* WHAT YOU HAVE TO DO: Of the lines in these entries, how many contain the string "color"? Give the number and nothing else.
--- INFORMATION GIVEN ---
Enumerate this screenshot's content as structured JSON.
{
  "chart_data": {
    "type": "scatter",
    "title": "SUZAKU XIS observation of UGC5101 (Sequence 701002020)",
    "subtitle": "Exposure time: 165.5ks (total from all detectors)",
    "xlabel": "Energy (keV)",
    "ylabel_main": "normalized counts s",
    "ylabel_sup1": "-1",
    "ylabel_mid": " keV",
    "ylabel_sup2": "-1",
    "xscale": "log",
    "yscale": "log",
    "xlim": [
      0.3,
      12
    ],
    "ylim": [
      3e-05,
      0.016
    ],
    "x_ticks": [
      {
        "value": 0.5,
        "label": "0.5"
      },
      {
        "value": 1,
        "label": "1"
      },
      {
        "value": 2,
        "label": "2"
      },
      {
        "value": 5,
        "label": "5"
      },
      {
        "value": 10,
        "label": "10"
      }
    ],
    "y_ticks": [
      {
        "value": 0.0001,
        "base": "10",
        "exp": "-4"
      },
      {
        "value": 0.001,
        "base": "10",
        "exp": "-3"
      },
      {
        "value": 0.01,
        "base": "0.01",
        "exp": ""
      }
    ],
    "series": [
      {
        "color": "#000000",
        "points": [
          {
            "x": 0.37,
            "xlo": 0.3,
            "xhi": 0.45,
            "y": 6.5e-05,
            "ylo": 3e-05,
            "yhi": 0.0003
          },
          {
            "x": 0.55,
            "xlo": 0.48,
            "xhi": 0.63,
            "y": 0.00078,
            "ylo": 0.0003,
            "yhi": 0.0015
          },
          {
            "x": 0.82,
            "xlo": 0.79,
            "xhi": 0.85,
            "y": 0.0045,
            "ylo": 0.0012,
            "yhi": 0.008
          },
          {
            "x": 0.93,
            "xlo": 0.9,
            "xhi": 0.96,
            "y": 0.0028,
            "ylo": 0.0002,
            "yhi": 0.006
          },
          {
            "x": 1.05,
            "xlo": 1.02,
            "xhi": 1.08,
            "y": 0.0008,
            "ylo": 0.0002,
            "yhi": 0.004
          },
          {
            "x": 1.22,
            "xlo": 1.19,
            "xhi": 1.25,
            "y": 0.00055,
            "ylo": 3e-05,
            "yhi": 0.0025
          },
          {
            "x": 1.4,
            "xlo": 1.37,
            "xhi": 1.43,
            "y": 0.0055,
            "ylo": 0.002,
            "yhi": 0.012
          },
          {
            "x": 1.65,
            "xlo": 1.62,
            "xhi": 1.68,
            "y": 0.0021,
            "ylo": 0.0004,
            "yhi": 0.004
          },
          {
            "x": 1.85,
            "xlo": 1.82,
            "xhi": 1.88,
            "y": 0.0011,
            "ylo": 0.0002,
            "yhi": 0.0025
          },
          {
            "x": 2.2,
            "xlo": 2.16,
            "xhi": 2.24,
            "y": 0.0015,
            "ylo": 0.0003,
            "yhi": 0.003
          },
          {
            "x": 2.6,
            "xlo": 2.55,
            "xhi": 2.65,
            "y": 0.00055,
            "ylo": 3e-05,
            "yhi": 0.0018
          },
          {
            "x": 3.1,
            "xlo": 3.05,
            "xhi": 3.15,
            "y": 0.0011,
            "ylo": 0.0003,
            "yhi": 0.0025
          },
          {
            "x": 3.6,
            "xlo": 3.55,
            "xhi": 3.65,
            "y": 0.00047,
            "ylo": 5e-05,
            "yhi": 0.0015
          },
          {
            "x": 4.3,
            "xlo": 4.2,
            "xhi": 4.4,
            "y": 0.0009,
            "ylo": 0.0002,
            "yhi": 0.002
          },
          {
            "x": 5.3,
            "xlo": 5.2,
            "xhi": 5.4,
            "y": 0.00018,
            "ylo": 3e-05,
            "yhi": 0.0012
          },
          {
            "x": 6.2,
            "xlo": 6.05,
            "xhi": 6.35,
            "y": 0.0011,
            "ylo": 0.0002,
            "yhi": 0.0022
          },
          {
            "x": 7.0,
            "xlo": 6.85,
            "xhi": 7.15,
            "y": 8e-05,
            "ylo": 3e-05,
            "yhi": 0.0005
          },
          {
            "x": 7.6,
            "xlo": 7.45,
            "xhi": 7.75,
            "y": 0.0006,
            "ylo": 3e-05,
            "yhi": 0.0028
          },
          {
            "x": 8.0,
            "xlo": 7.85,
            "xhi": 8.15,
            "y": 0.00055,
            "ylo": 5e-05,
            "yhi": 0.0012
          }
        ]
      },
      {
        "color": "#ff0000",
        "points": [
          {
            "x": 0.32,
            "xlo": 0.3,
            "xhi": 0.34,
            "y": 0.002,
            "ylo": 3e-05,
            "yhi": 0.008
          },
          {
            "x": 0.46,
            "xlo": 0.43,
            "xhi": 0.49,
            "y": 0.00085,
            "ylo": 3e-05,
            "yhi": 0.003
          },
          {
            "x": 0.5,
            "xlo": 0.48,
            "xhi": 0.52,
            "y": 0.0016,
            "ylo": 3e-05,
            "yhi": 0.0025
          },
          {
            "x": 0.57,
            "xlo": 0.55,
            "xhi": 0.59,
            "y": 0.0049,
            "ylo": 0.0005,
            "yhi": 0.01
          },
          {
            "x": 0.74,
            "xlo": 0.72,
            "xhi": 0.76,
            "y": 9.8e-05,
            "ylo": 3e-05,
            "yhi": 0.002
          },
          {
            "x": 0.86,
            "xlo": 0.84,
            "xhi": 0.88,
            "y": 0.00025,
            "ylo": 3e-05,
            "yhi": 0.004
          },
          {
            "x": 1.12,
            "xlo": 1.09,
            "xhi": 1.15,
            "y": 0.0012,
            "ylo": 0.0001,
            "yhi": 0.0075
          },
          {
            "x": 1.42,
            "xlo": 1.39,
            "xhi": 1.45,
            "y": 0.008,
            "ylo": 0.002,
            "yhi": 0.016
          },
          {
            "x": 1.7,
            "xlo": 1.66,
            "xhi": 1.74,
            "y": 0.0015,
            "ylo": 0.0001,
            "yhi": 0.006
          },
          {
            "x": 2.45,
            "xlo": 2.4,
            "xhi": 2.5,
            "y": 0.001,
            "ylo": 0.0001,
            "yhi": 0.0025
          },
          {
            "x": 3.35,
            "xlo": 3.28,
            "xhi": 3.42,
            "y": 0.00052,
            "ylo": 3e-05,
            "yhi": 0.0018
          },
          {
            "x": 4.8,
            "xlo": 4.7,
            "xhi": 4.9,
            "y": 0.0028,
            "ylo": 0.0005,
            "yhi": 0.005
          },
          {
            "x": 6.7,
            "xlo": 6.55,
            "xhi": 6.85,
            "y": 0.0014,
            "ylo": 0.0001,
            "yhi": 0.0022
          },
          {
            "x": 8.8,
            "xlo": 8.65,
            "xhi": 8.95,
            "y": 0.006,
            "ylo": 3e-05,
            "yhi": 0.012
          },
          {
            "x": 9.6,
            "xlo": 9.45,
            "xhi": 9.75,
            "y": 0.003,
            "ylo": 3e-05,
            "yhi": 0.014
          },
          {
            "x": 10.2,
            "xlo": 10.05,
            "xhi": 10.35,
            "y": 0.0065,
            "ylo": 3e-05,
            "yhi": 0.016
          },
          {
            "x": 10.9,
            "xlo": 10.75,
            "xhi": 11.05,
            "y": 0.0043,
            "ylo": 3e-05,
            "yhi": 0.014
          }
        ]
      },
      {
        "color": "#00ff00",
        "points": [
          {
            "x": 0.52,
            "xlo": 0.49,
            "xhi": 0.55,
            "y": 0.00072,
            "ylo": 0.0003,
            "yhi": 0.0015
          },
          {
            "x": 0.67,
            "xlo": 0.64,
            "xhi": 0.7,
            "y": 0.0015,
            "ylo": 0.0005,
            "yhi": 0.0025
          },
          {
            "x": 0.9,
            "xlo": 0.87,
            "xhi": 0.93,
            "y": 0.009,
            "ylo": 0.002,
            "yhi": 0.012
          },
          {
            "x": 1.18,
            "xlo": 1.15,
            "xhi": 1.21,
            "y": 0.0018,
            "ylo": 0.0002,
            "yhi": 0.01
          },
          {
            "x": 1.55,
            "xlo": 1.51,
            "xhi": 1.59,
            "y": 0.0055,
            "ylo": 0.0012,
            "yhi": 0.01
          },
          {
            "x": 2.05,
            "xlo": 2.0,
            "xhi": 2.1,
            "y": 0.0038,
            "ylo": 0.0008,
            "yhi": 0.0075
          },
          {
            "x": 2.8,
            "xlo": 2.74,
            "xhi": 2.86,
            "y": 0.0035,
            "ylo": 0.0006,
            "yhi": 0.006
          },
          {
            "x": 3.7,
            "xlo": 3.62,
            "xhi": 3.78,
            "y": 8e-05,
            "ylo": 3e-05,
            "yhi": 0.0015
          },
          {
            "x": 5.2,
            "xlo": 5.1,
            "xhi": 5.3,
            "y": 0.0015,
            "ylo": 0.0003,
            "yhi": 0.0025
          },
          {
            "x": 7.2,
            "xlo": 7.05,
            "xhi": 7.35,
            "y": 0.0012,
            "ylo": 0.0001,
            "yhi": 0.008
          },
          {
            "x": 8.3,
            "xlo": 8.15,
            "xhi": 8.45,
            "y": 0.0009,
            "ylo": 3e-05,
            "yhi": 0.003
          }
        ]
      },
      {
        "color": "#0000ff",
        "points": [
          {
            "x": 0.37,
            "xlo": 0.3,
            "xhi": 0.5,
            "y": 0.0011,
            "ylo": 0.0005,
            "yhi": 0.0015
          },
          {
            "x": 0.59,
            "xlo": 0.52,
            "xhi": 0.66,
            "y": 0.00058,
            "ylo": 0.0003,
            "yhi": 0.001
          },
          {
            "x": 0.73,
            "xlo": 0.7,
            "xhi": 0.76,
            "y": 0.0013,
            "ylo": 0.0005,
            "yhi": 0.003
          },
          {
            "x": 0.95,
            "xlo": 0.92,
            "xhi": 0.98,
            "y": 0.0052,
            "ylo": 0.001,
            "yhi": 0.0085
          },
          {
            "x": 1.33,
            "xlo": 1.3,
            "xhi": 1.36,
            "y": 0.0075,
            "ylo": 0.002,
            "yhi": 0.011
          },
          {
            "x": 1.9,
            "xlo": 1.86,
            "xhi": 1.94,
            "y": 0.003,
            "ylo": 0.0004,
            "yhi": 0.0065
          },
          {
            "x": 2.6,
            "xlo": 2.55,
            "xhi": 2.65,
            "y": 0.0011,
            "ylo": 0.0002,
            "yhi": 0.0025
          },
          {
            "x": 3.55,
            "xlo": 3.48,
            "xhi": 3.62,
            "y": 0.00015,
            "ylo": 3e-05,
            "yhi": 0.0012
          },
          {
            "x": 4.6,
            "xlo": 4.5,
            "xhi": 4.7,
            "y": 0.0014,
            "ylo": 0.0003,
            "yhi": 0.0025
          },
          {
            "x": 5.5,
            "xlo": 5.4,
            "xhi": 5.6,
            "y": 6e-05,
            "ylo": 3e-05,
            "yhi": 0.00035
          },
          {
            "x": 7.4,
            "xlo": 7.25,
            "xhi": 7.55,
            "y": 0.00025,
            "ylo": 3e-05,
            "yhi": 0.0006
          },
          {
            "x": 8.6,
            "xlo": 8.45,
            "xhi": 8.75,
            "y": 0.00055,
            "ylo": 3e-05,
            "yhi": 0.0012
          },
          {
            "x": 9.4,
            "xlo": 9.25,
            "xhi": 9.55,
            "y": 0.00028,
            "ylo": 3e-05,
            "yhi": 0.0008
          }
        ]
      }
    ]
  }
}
---
* EXPECTED OUTPUT: 4